Task details - Format as a JSON list of strings, one per line with blank lines omitted, the part of the items that opens with the line containing "atmospherics-checkbox[interactable] bbox=[226, 119, 229, 122]" and closes with the line containing "108, 254, 112]".

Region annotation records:
※ ※ ※

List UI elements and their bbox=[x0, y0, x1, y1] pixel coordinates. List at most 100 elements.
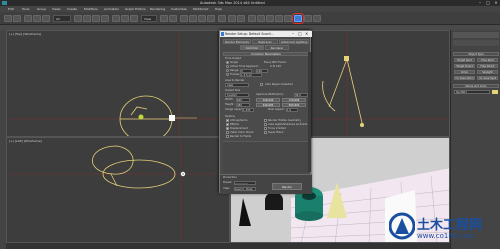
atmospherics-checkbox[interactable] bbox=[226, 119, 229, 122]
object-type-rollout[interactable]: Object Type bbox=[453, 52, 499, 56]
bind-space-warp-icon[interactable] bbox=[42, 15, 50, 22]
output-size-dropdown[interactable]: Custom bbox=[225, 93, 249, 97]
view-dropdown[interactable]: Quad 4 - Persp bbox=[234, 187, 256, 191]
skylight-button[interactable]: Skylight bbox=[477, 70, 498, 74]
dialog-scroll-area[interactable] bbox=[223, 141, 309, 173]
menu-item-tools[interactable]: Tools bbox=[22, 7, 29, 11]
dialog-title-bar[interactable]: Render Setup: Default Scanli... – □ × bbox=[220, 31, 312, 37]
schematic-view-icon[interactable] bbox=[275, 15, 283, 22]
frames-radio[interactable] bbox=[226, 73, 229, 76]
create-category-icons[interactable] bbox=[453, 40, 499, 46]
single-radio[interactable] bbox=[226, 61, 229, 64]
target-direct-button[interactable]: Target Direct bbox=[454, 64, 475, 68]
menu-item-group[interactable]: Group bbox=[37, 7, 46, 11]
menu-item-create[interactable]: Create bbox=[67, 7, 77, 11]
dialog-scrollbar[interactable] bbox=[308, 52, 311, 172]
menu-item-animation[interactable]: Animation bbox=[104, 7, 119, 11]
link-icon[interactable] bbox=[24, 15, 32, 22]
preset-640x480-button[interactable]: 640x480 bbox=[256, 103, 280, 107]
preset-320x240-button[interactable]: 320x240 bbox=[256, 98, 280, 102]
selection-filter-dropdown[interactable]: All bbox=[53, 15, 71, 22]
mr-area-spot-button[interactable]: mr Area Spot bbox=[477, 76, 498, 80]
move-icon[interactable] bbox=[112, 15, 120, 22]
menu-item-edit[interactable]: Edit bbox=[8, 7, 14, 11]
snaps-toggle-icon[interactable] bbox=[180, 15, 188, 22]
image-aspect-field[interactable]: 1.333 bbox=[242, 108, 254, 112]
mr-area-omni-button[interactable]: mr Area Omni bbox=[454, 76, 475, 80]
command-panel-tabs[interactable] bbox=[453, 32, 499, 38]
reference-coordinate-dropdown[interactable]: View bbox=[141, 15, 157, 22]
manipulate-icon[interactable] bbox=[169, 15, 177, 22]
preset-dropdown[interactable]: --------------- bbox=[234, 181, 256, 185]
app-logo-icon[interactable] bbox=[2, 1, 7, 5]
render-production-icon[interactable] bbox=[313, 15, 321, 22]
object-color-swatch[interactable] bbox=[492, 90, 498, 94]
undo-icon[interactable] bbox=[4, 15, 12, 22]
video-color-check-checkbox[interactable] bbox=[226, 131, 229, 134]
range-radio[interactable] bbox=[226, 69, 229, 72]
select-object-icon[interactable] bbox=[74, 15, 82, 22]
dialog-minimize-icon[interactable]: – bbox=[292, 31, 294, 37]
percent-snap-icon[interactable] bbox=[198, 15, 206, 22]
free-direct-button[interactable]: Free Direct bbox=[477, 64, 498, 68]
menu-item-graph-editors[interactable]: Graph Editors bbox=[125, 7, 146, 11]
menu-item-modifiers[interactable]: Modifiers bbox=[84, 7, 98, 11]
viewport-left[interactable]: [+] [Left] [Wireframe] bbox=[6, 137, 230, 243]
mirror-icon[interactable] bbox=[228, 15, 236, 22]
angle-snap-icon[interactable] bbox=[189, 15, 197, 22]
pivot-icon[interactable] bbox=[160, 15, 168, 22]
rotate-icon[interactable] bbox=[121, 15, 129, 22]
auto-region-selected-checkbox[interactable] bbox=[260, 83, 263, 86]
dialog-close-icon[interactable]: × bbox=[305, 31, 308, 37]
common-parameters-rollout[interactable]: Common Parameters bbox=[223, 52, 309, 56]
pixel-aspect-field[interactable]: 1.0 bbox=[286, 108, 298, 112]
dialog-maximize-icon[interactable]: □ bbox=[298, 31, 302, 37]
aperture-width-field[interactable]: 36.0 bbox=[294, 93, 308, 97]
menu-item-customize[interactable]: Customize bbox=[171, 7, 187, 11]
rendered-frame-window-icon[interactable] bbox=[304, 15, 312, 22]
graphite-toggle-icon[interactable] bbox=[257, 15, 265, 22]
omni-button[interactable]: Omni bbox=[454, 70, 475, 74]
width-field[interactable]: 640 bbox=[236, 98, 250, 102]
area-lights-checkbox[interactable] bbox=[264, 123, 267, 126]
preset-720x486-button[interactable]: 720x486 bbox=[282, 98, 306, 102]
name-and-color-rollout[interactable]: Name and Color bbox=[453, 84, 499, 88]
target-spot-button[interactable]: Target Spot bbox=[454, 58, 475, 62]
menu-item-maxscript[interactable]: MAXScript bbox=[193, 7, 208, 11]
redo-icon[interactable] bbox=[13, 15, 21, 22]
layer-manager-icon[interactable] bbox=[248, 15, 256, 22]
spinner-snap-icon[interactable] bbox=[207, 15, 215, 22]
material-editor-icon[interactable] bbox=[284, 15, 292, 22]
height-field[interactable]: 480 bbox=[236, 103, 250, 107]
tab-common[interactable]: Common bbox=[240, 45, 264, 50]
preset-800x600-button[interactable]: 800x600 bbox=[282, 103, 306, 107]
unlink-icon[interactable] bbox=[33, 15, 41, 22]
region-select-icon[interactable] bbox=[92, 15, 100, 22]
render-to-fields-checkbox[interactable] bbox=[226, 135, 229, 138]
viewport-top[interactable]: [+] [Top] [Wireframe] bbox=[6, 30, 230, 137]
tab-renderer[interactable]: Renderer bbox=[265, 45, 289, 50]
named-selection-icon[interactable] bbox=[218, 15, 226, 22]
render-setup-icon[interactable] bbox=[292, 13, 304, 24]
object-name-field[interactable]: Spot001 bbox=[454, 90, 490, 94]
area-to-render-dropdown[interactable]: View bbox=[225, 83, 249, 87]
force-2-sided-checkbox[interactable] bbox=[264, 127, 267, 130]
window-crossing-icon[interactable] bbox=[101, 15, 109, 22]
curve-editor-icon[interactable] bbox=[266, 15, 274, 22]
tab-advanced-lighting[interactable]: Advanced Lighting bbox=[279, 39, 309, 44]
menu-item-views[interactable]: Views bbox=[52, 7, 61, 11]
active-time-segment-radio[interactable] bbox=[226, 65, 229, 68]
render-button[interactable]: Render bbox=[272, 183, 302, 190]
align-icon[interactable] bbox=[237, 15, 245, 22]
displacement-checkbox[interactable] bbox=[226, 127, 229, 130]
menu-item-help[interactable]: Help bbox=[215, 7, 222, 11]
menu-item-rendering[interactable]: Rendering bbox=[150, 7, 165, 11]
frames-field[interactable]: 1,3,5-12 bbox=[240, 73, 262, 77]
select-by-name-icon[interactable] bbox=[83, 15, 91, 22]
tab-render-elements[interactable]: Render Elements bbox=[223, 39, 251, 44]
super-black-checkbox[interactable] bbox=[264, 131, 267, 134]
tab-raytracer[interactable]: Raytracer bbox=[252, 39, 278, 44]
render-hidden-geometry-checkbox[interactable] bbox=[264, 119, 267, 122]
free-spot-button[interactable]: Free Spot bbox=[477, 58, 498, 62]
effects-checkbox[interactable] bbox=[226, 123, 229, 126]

※ ※ ※

The answer -
[
  "atmospherics-checkbox[interactable] bbox=[226, 119, 229, 122]",
  "object-type-rollout[interactable]: Object Type bbox=[453, 52, 499, 56]",
  "bind-space-warp-icon[interactable] bbox=[42, 15, 50, 22]",
  "output-size-dropdown[interactable]: Custom bbox=[225, 93, 249, 97]",
  "view-dropdown[interactable]: Quad 4 - Persp bbox=[234, 187, 256, 191]",
  "skylight-button[interactable]: Skylight bbox=[477, 70, 498, 74]",
  "dialog-scroll-area[interactable] bbox=[223, 141, 309, 173]",
  "menu-item-tools[interactable]: Tools bbox=[22, 7, 29, 11]",
  "dialog-title-bar[interactable]: Render Setup: Default Scanli... – □ × bbox=[220, 31, 312, 37]",
  "schematic-view-icon[interactable] bbox=[275, 15, 283, 22]",
  "frames-radio[interactable] bbox=[226, 73, 229, 76]",
  "create-category-icons[interactable] bbox=[453, 40, 499, 46]",
  "single-radio[interactable] bbox=[226, 61, 229, 64]",
  "target-direct-button[interactable]: Target Direct bbox=[454, 64, 475, 68]",
  "menu-item-group[interactable]: Group bbox=[37, 7, 46, 11]",
  "menu-item-create[interactable]: Create bbox=[67, 7, 77, 11]",
  "dialog-scrollbar[interactable] bbox=[308, 52, 311, 172]",
  "menu-item-animation[interactable]: Animation bbox=[104, 7, 119, 11]",
  "link-icon[interactable] bbox=[24, 15, 32, 22]",
  "preset-640x480-button[interactable]: 640x480 bbox=[256, 103, 280, 107]",
  "preset-320x240-button[interactable]: 320x240 bbox=[256, 98, 280, 102]",
  "selection-filter-dropdown[interactable]: All bbox=[53, 15, 71, 22]",
  "mr-area-spot-button[interactable]: mr Area Spot bbox=[477, 76, 498, 80]",
  "move-icon[interactable] bbox=[112, 15, 120, 22]",
  "menu-item-edit[interactable]: Edit bbox=[8, 7, 14, 11]",
  "snaps-toggle-icon[interactable] bbox=[180, 15, 188, 22]",
  "image-aspect-field[interactable]: 1.333 bbox=[242, 108, 254, 112]"
]